[Stored items]
►
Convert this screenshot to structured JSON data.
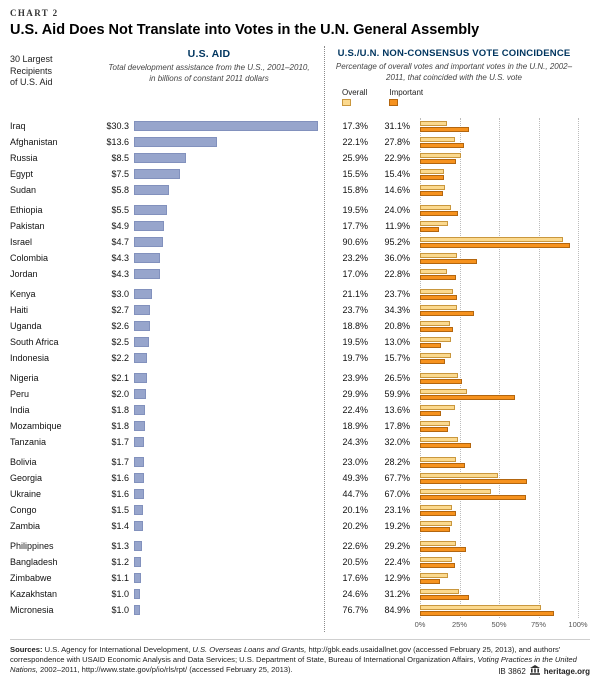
{
  "chart_label": "CHART 2",
  "title": "U.S. Aid Does Not Translate into Votes in the U.N. General Assembly",
  "left_header": "30 Largest\nRecipients\nof U.S. Aid",
  "aid_section": {
    "title": "U.S. AID",
    "subtitle": "Total development assistance from the U.S., 2001–2010, in billions of constant 2011 dollars"
  },
  "vote_section": {
    "title": "U.S./U.N. NON-CONSENSUS VOTE COINCIDENCE",
    "subtitle": "Percentage of overall votes and important votes in the U.N., 2002–2011, that coincided with the U.S. vote",
    "legend": {
      "overall": "Overall",
      "important": "Important"
    }
  },
  "chart_data": {
    "type": "bar",
    "orientation": "horizontal",
    "title": "U.S. Aid Does Not Translate into Votes in the U.N. General Assembly",
    "group_size": 5,
    "categories": [
      "Iraq",
      "Afghanistan",
      "Russia",
      "Egypt",
      "Sudan",
      "Ethiopia",
      "Pakistan",
      "Israel",
      "Colombia",
      "Jordan",
      "Kenya",
      "Haiti",
      "Uganda",
      "South Africa",
      "Indonesia",
      "Nigeria",
      "Peru",
      "India",
      "Mozambique",
      "Tanzania",
      "Bolivia",
      "Georgia",
      "Ukraine",
      "Congo",
      "Zambia",
      "Philippines",
      "Bangladesh",
      "Zimbabwe",
      "Kazakhstan",
      "Micronesia"
    ],
    "series": [
      {
        "name": "U.S. Aid (billions of constant 2011 dollars)",
        "axis_max": 30.3,
        "values": [
          30.3,
          13.6,
          8.5,
          7.5,
          5.8,
          5.5,
          4.9,
          4.7,
          4.3,
          4.3,
          3.0,
          2.7,
          2.6,
          2.5,
          2.2,
          2.1,
          2.0,
          1.8,
          1.8,
          1.7,
          1.7,
          1.6,
          1.6,
          1.5,
          1.4,
          1.3,
          1.2,
          1.1,
          1.0,
          1.0
        ],
        "labels": [
          "$30.3",
          "$13.6",
          "$8.5",
          "$7.5",
          "$5.8",
          "$5.5",
          "$4.9",
          "$4.7",
          "$4.3",
          "$4.3",
          "$3.0",
          "$2.7",
          "$2.6",
          "$2.5",
          "$2.2",
          "$2.1",
          "$2.0",
          "$1.8",
          "$1.8",
          "$1.7",
          "$1.7",
          "$1.6",
          "$1.6",
          "$1.5",
          "$1.4",
          "$1.3",
          "$1.2",
          "$1.1",
          "$1.0",
          "$1.0"
        ]
      },
      {
        "name": "Overall",
        "values": [
          17.3,
          22.1,
          25.9,
          15.5,
          15.8,
          19.5,
          17.7,
          90.6,
          23.2,
          17.0,
          21.1,
          23.7,
          18.8,
          19.5,
          19.7,
          23.9,
          29.9,
          22.4,
          18.9,
          24.3,
          23.0,
          49.3,
          44.7,
          20.1,
          20.2,
          22.6,
          20.5,
          17.6,
          24.6,
          76.7
        ],
        "labels": [
          "17.3%",
          "22.1%",
          "25.9%",
          "15.5%",
          "15.8%",
          "19.5%",
          "17.7%",
          "90.6%",
          "23.2%",
          "17.0%",
          "21.1%",
          "23.7%",
          "18.8%",
          "19.5%",
          "19.7%",
          "23.9%",
          "29.9%",
          "22.4%",
          "18.9%",
          "24.3%",
          "23.0%",
          "49.3%",
          "44.7%",
          "20.1%",
          "20.2%",
          "22.6%",
          "20.5%",
          "17.6%",
          "24.6%",
          "76.7%"
        ]
      },
      {
        "name": "Important",
        "values": [
          31.1,
          27.8,
          22.9,
          15.4,
          14.6,
          24.0,
          11.9,
          95.2,
          36.0,
          22.8,
          23.7,
          34.3,
          20.8,
          13.0,
          15.7,
          26.5,
          59.9,
          13.6,
          17.8,
          32.0,
          28.2,
          67.7,
          67.0,
          23.1,
          19.2,
          29.2,
          22.4,
          12.9,
          31.2,
          84.9
        ],
        "labels": [
          "31.1%",
          "27.8%",
          "22.9%",
          "15.4%",
          "14.6%",
          "24.0%",
          "11.9%",
          "95.2%",
          "36.0%",
          "22.8%",
          "23.7%",
          "34.3%",
          "20.8%",
          "13.0%",
          "15.7%",
          "26.5%",
          "59.9%",
          "13.6%",
          "17.8%",
          "32.0%",
          "28.2%",
          "67.7%",
          "67.0%",
          "23.1%",
          "19.2%",
          "29.2%",
          "22.4%",
          "12.9%",
          "31.2%",
          "84.9%"
        ]
      }
    ],
    "vote_axis": {
      "range": [
        0,
        100
      ],
      "tick_values": [
        0,
        25,
        50,
        75,
        100
      ],
      "ticks": [
        "0%",
        "25%",
        "50%",
        "75%",
        "100%"
      ]
    }
  },
  "colors": {
    "aid_bar": "#97a5cc",
    "aid_bar_border": "#8291bd",
    "overall_fill": "#fbd98e",
    "overall_border": "#c9973e",
    "important_fill": "#f6921e",
    "important_border": "#b3660f",
    "section_title": "#00355f"
  },
  "sources": {
    "label": "Sources:",
    "text_1": " U.S. Agency for International Development, ",
    "italic_1": "U.S. Overseas Loans and Grants,",
    "text_2": " http://gbk.eads.usaidallnet.gov (accessed February 25, 2013), and authors’ correspondence with USAID Economic Analysis and Data Services; U.S. Department of State, Bureau of International Organization Affairs, ",
    "italic_2": "Voting Practices in the United Nations,",
    "text_3": " 2002–2011, http://www.state.gov/p/io/rls/rpt/ (accessed February 25, 2013)."
  },
  "footer": {
    "report_id": "IB 3862",
    "site": "heritage.org"
  }
}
◄
_Set problem_
In the entries above, find the lines containing the word "into" and say how many there are, with no other words.

_Output of the exercise_
2